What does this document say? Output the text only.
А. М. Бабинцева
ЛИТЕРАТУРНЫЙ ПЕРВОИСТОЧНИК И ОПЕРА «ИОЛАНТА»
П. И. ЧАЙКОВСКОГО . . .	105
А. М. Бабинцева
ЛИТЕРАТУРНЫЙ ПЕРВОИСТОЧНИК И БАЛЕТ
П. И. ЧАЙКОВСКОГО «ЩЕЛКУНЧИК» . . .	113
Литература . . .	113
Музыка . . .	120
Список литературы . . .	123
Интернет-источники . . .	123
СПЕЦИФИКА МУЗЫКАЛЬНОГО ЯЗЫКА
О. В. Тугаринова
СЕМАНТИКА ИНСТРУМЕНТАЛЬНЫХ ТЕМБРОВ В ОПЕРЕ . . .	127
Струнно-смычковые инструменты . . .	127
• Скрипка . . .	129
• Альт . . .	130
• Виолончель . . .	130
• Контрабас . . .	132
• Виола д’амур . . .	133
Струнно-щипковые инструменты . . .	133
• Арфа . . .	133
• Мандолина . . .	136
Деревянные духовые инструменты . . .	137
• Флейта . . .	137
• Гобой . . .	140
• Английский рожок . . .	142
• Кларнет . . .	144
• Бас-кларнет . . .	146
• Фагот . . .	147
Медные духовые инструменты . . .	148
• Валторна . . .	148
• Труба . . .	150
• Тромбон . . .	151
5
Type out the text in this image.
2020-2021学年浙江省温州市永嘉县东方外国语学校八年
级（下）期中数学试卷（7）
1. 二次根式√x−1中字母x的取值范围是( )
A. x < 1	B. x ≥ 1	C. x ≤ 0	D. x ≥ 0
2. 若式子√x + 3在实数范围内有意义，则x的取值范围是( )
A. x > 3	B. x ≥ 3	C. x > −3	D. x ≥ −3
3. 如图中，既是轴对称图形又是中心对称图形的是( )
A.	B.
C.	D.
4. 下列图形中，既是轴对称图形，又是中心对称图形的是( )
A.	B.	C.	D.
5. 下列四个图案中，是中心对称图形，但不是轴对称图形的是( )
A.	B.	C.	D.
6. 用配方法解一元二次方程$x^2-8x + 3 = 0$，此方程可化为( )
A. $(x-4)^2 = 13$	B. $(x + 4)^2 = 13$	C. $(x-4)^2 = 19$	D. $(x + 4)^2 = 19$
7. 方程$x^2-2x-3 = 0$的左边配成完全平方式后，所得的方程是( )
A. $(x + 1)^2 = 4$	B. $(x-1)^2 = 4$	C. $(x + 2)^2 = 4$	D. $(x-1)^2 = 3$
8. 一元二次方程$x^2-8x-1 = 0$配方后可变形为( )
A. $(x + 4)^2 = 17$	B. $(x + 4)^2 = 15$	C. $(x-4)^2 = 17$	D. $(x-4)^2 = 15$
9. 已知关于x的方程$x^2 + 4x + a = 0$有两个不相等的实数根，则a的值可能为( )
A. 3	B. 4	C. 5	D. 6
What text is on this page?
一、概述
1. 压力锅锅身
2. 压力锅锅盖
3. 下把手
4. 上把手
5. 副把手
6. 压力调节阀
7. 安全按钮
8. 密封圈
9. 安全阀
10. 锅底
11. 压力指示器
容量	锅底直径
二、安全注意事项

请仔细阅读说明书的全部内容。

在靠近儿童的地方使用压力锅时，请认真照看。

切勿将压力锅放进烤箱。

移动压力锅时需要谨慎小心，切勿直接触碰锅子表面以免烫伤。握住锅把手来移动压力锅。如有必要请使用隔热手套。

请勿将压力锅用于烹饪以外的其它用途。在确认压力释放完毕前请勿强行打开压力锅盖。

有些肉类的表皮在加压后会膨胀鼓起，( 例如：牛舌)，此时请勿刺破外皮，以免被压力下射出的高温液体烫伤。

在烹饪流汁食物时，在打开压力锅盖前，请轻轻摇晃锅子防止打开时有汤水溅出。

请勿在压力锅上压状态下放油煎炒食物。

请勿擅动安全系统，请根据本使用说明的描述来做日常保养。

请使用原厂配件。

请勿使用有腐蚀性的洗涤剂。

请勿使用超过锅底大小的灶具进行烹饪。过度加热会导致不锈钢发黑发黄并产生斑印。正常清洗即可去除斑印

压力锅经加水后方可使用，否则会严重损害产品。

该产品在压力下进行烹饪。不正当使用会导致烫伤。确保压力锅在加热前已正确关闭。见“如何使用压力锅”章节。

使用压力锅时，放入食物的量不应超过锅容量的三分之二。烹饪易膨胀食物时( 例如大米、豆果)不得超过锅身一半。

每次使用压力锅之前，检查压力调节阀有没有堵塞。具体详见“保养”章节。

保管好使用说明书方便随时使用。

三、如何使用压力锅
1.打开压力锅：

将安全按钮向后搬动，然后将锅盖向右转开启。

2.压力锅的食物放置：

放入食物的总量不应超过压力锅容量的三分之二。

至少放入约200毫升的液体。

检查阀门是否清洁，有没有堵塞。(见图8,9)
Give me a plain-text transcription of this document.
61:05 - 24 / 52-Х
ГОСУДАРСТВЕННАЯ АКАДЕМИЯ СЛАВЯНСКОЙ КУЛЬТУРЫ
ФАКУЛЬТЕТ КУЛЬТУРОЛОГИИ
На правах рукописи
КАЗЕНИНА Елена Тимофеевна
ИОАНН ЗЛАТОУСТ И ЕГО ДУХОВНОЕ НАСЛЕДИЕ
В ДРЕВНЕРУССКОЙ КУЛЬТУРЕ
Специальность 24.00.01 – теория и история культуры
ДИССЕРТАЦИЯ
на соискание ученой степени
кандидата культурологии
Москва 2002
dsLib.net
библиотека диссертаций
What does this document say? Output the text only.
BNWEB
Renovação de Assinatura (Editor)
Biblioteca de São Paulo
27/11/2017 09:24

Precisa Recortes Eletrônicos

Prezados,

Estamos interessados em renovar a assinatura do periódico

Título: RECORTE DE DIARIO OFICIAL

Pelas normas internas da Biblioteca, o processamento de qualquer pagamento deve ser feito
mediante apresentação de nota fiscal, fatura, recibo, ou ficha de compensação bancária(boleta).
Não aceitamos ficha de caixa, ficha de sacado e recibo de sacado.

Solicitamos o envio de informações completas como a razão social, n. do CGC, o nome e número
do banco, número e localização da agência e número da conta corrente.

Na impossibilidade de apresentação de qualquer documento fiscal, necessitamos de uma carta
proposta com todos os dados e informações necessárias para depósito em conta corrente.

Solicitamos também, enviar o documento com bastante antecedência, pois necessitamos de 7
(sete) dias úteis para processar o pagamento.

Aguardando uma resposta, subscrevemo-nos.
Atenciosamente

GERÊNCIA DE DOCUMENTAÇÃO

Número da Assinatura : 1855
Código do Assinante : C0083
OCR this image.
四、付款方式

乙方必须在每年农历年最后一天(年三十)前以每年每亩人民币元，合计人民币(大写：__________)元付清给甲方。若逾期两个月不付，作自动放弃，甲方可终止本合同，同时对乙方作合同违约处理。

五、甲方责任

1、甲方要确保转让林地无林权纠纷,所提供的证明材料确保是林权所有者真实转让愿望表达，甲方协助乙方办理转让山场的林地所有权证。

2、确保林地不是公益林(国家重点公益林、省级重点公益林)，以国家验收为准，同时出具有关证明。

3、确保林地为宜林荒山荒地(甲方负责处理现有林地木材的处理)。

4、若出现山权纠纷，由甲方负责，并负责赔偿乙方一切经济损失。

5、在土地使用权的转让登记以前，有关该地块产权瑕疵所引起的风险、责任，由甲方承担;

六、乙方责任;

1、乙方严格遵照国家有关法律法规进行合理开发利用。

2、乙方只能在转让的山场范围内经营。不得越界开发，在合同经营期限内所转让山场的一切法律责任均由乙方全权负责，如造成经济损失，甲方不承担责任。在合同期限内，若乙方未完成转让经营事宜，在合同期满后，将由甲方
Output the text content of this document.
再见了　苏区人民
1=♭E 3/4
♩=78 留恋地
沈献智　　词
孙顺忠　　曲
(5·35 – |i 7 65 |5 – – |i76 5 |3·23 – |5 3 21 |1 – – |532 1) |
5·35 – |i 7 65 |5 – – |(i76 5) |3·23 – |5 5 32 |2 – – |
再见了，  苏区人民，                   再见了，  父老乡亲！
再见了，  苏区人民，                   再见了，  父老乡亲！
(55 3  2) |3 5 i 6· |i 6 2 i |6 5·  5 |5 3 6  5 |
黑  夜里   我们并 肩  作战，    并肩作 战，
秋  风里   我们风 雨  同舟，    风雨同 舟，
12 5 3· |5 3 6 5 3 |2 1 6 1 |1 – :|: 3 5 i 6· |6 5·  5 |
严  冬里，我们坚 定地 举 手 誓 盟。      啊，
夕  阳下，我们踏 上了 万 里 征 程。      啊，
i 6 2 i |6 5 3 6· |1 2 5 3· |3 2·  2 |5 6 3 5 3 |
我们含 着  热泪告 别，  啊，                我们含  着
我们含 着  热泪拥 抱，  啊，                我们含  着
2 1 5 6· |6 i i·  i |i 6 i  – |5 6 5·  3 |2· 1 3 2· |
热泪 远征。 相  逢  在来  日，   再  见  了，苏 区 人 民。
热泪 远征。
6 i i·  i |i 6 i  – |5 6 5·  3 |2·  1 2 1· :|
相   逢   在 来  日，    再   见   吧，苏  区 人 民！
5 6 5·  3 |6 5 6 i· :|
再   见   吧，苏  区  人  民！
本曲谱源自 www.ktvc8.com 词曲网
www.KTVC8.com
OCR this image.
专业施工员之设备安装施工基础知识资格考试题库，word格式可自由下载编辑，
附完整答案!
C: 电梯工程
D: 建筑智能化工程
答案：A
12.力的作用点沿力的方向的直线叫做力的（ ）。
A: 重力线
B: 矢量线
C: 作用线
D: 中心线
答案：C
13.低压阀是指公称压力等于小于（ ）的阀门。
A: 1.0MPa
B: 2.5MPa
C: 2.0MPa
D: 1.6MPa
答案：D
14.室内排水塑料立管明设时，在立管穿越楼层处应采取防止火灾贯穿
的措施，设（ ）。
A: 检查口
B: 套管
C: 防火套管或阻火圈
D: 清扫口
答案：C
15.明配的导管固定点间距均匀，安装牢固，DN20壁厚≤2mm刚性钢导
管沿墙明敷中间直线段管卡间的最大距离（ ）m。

▸ EXERCISE
Find all the lines containing "qualquer" in the material, then copy them.

▸ EXERCISE ANSWER
Pelas normas internas da Biblioteca, o processamento de qualquer pagamento deve ser feito
Na impossibilidade de apresentação de qualquer documento fiscal, necessitamos de uma carta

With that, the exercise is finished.